## Start Record extracts

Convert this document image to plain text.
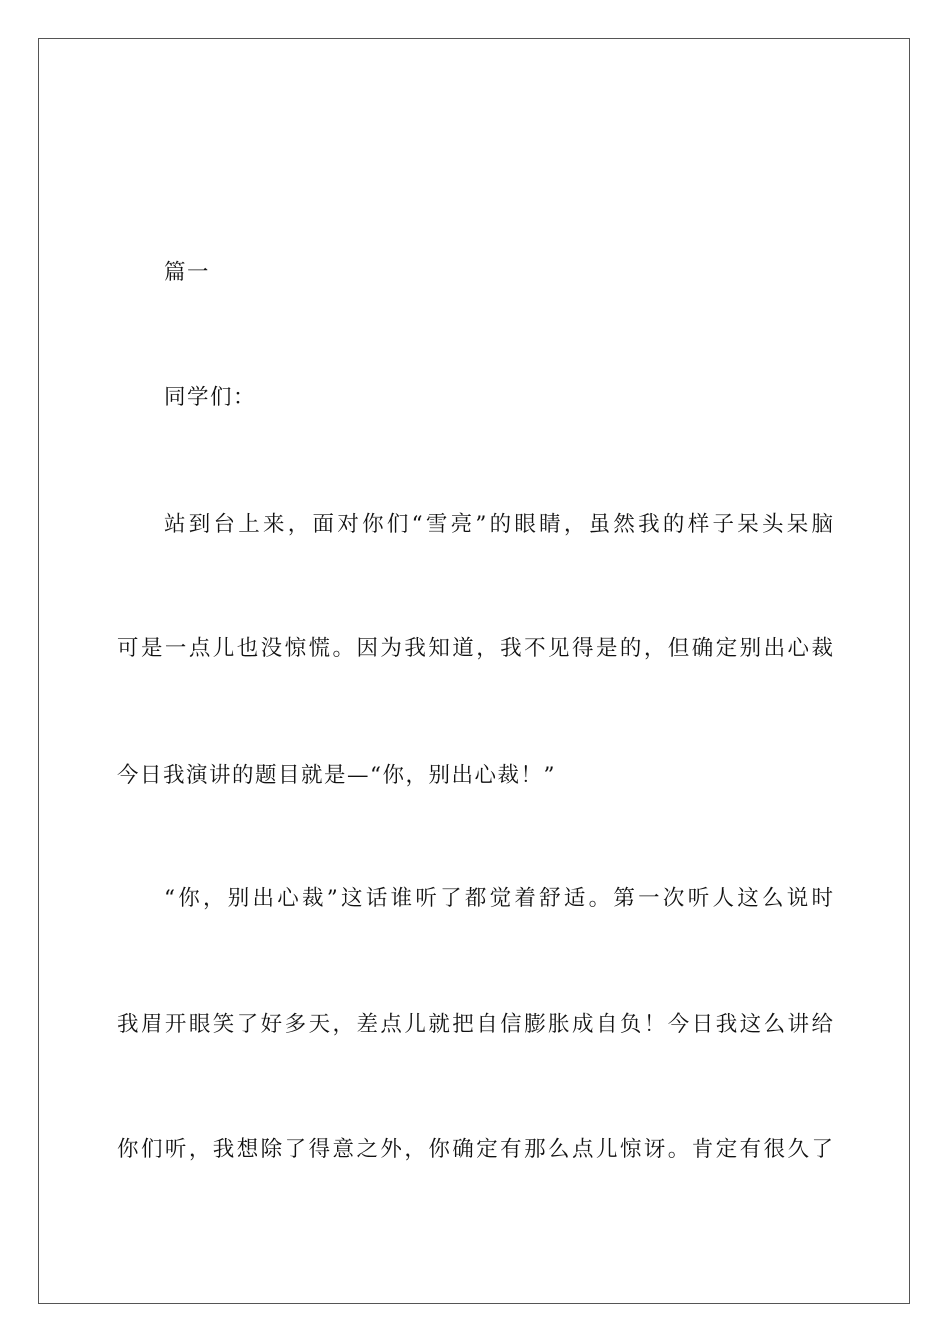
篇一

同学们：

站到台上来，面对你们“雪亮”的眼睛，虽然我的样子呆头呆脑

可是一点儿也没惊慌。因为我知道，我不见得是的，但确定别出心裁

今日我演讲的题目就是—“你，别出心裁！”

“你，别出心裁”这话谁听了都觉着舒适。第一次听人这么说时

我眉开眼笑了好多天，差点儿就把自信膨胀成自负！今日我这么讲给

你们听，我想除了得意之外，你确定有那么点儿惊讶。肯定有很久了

## End Record extracts
## Start Record extracts

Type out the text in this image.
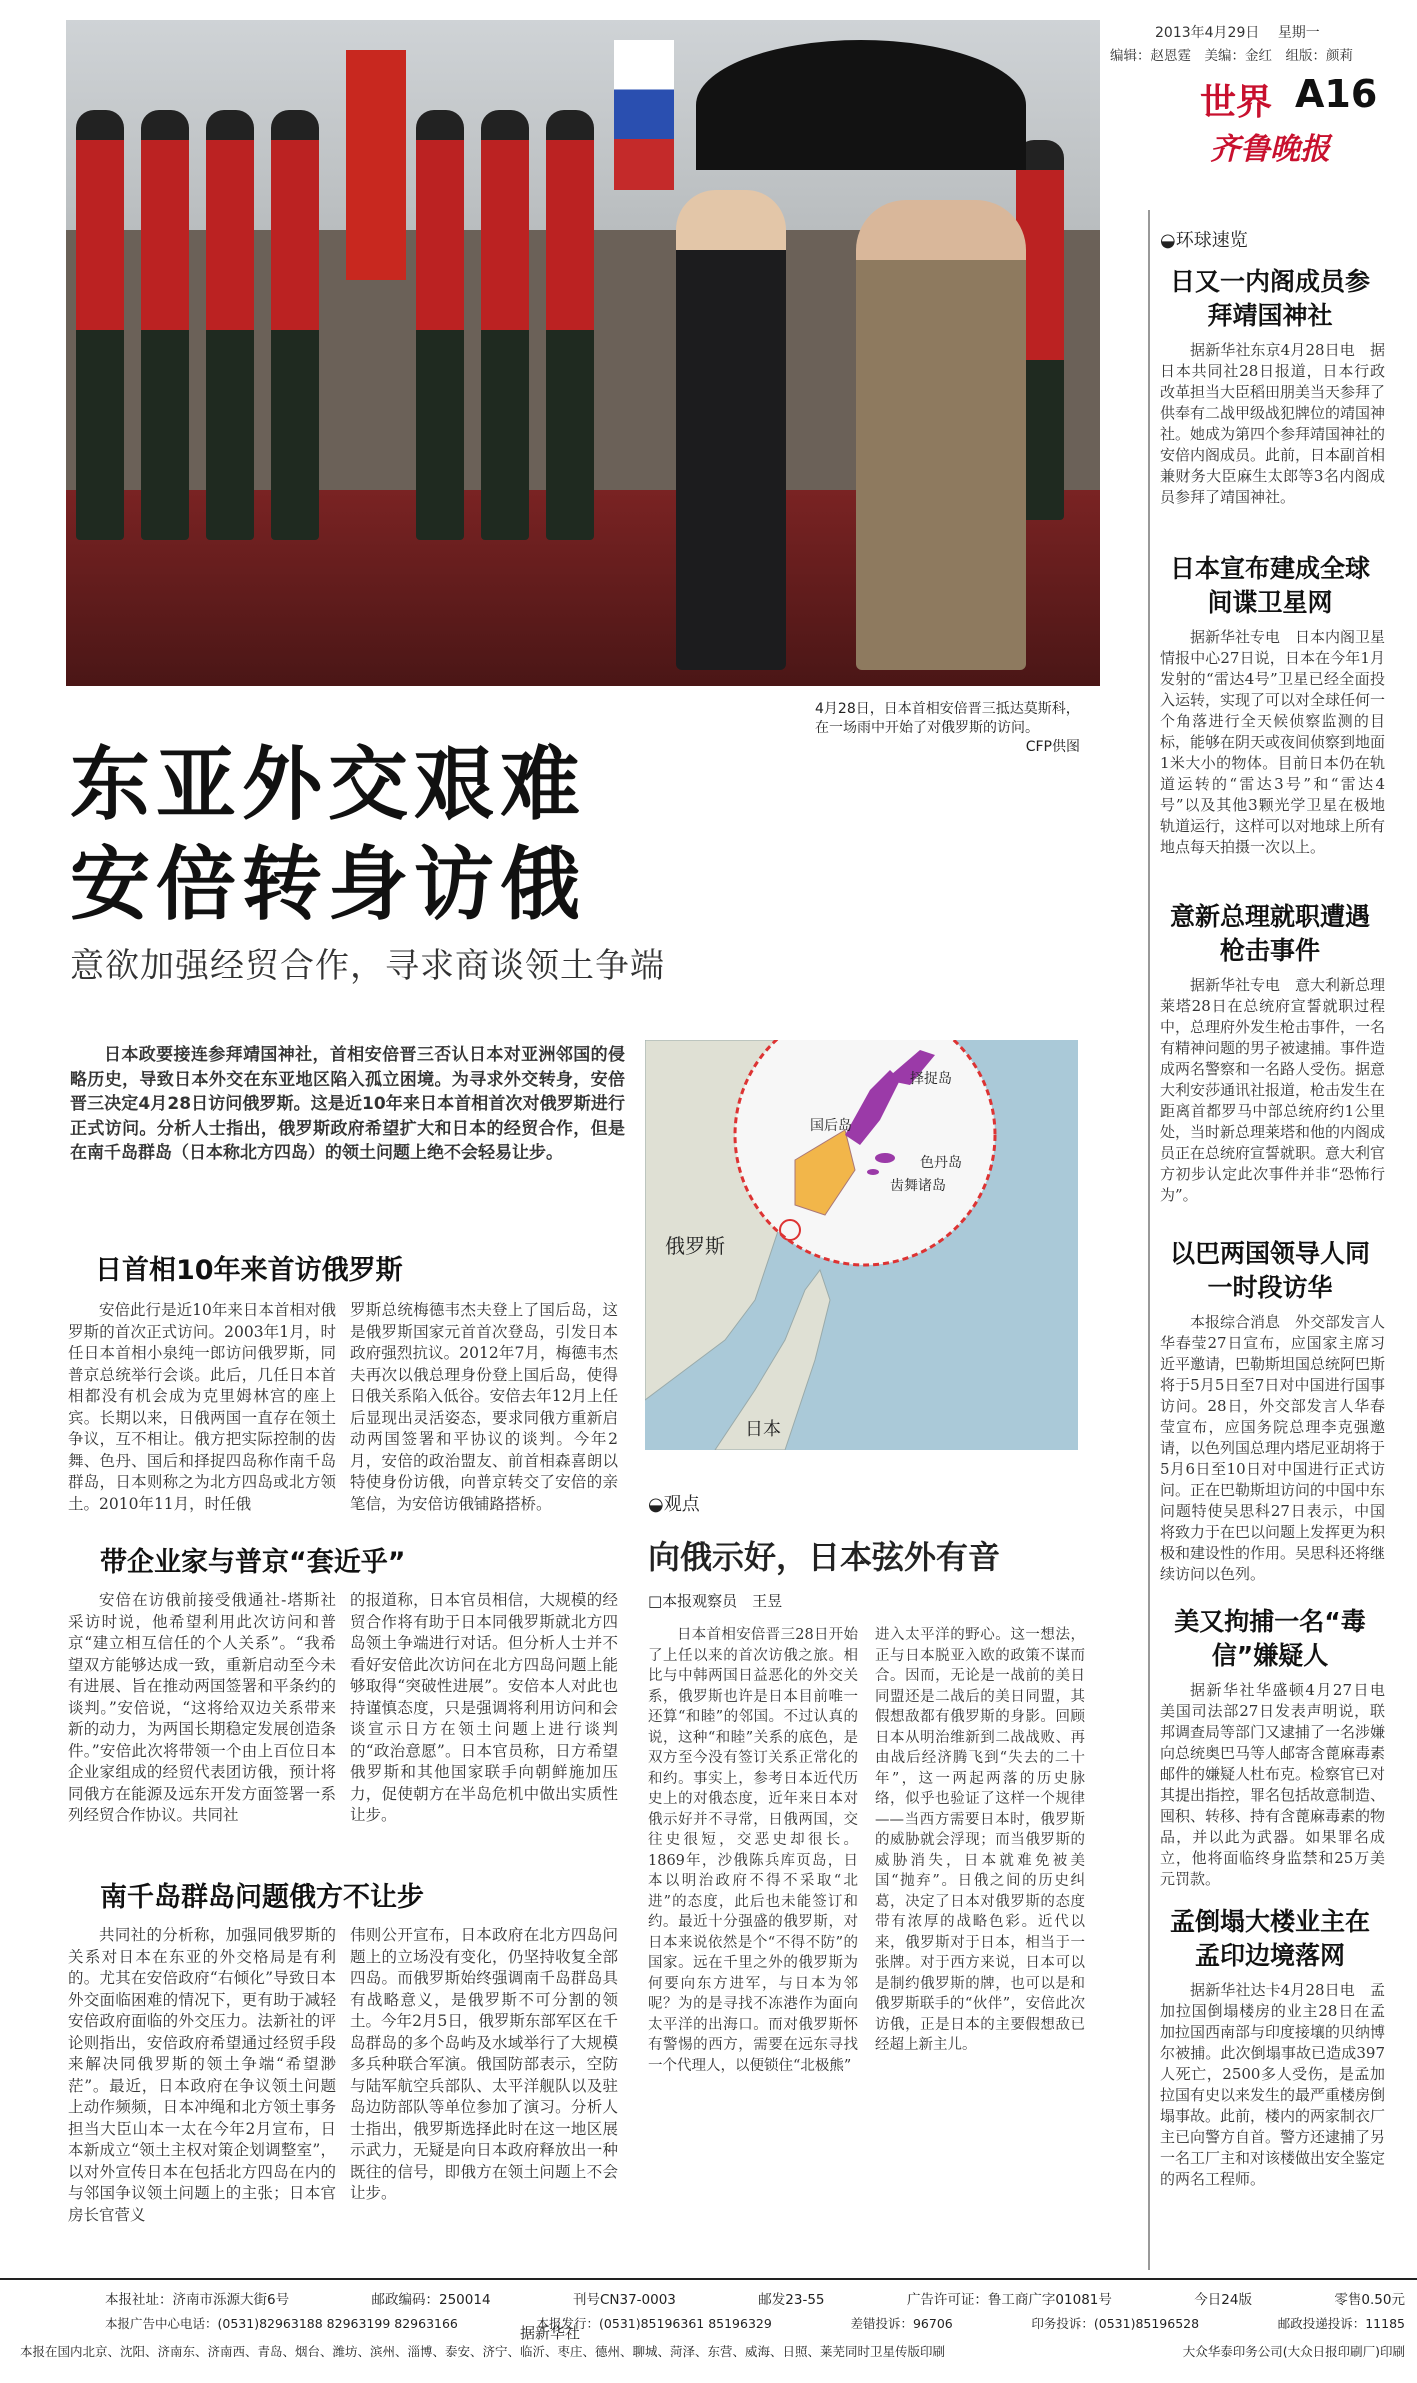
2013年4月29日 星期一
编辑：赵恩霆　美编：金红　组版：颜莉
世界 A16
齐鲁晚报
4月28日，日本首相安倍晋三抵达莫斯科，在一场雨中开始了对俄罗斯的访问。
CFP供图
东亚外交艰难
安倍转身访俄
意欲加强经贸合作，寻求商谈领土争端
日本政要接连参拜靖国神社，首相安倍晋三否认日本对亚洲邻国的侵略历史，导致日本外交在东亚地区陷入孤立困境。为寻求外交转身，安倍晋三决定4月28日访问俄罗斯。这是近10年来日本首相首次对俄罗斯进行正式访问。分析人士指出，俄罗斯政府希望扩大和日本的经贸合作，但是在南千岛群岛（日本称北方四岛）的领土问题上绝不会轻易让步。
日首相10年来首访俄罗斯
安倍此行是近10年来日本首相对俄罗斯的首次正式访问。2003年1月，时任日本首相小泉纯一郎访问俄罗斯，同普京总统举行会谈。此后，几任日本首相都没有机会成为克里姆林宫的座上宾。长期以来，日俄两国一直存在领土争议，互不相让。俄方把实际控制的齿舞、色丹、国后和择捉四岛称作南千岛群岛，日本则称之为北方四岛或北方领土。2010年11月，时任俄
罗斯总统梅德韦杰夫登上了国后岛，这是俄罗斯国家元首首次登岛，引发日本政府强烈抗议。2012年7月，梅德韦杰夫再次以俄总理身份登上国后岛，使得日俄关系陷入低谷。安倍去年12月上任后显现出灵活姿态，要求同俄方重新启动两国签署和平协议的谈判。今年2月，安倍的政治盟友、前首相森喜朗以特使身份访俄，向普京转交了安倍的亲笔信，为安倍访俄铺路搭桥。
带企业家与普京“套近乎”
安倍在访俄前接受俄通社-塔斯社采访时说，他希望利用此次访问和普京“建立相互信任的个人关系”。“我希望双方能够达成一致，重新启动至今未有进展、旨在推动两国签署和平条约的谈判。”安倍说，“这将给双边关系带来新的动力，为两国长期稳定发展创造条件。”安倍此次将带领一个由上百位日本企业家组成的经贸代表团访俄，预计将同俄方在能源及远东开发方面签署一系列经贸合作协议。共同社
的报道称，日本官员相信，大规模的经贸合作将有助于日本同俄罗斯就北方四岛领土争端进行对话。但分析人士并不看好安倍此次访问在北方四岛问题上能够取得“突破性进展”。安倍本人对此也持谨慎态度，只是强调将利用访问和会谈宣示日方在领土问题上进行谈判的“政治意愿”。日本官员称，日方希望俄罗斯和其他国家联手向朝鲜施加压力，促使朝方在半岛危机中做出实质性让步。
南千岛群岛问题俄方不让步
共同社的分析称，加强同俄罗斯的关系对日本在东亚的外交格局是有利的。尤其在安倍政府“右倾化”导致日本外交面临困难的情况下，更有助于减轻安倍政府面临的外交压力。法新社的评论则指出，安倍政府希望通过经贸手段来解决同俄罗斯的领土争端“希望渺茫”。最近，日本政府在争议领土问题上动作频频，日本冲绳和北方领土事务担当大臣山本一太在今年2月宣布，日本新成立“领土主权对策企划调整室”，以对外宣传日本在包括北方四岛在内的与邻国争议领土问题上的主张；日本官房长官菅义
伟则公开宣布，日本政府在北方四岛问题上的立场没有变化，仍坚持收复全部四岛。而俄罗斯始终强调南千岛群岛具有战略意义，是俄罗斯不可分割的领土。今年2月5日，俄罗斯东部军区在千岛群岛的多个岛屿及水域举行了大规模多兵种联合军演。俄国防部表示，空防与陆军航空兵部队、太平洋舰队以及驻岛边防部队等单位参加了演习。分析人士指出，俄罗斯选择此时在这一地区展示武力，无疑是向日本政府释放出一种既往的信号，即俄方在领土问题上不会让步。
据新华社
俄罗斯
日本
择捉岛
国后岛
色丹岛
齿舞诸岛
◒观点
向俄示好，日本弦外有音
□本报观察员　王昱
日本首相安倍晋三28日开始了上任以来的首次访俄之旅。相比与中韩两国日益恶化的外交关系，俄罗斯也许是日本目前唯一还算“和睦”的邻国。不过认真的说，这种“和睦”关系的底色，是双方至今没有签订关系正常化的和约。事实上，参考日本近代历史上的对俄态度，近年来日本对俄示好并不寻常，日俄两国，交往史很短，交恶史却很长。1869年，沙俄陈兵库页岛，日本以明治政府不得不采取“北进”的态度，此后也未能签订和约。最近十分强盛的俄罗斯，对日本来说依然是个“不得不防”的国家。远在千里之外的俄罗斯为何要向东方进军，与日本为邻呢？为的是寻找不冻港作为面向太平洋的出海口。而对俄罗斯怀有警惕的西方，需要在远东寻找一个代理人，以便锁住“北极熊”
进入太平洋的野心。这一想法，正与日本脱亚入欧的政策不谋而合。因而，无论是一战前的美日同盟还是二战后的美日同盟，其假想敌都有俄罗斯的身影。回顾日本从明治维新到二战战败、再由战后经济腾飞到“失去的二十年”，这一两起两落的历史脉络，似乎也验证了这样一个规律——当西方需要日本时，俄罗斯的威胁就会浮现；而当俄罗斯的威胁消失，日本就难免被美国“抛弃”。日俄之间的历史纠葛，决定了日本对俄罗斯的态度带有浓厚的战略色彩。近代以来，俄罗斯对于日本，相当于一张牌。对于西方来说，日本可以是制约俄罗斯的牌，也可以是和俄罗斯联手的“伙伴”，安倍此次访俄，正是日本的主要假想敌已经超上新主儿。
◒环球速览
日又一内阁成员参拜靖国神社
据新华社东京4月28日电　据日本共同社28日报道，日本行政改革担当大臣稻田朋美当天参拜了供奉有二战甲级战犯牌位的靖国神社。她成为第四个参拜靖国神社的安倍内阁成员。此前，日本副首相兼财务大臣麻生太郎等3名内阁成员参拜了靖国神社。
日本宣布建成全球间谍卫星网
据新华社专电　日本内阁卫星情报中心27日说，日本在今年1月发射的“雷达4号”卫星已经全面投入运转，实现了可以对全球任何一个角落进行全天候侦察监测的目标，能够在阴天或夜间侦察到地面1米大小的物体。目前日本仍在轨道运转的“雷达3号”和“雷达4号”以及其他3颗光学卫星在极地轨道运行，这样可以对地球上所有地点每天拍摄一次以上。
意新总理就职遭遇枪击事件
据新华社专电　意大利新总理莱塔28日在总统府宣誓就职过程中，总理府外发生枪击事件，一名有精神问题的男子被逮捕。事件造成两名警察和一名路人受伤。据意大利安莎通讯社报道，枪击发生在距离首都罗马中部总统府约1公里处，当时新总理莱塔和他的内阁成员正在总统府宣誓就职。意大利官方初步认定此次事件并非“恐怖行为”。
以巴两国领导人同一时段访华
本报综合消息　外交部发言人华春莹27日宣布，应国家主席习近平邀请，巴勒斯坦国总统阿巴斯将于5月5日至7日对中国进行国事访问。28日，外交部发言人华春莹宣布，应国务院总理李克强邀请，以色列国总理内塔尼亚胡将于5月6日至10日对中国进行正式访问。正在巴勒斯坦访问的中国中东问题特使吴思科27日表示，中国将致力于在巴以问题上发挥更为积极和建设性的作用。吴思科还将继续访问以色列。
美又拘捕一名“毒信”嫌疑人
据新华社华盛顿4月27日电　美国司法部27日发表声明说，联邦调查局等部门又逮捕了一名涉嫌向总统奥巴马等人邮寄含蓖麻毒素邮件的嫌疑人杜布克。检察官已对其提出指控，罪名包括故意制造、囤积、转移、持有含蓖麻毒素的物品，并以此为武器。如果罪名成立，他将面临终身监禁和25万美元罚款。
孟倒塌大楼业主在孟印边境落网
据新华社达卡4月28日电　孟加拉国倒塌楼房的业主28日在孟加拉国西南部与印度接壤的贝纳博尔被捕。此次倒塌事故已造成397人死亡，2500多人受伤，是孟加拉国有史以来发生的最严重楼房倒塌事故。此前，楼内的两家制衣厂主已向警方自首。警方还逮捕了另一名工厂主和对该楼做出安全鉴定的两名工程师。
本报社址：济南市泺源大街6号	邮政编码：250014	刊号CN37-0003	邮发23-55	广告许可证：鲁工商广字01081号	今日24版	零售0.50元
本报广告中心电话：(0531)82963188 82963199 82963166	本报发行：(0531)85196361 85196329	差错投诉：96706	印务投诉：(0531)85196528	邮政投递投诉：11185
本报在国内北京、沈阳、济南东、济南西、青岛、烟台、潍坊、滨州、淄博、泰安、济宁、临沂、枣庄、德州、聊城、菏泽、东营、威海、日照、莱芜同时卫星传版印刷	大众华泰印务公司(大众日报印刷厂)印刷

## End Record extracts
## Start Record extracts

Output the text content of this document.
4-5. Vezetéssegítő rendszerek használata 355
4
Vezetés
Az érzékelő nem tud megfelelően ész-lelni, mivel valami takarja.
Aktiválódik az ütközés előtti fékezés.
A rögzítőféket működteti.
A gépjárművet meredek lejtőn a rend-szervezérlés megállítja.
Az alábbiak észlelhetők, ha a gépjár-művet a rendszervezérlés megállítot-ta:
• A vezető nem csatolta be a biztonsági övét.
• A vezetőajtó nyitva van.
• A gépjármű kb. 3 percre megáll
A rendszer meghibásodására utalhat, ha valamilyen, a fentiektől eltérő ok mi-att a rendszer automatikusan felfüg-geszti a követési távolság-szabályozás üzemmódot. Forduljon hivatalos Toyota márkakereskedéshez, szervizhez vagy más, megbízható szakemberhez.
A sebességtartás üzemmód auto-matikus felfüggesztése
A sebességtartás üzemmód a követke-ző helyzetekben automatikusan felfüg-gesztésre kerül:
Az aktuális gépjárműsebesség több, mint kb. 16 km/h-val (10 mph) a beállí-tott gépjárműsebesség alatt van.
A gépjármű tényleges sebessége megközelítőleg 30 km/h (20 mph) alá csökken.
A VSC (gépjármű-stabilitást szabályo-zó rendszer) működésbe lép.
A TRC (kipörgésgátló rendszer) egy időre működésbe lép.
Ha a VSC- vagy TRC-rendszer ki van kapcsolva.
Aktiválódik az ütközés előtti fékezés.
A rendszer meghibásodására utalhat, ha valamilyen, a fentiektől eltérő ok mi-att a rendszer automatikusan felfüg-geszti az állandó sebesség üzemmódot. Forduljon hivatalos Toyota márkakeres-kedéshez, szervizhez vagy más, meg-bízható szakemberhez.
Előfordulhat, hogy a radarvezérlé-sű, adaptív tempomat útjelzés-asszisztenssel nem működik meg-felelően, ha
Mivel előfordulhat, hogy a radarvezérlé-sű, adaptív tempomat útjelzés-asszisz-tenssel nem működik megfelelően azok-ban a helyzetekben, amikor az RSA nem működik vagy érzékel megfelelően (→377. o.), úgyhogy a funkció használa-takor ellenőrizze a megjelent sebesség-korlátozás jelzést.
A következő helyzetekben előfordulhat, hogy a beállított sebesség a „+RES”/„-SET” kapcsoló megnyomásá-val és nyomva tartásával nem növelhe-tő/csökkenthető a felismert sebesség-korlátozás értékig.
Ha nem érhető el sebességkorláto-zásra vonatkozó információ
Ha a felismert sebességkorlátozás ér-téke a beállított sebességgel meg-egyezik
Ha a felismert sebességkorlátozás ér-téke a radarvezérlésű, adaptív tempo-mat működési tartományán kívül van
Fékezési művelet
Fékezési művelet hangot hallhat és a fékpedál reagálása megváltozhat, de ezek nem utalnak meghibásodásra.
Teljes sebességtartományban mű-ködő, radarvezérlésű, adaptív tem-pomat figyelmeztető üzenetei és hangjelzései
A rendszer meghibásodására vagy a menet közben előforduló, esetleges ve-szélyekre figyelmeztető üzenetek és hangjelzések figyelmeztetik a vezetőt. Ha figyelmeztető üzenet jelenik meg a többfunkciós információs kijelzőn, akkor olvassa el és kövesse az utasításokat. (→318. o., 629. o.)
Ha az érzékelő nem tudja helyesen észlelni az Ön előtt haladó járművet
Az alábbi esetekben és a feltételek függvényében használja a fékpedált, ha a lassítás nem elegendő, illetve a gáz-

## End Record extracts

#### Prompt
Pick out each line above that includes "geszti" and show it.

#### Response
A rendszer meghibásodására utalhat, ha valamilyen, a fentiektől eltérő ok mi-att a rendszer automatikusan felfüg-geszti a követési távolság-szabályozás üzemmódot. Forduljon hivatalos Toyota márkakereskedéshez, szervizhez vagy más, megbízható szakemberhez.
A rendszer meghibásodására utalhat, ha valamilyen, a fentiektől eltérő ok mi-att a rendszer automatikusan felfüg-geszti az állandó sebesség üzemmódot. Forduljon hivatalos Toyota márkakeres-kedéshez, szervizhez vagy más, meg-bízható szakemberhez.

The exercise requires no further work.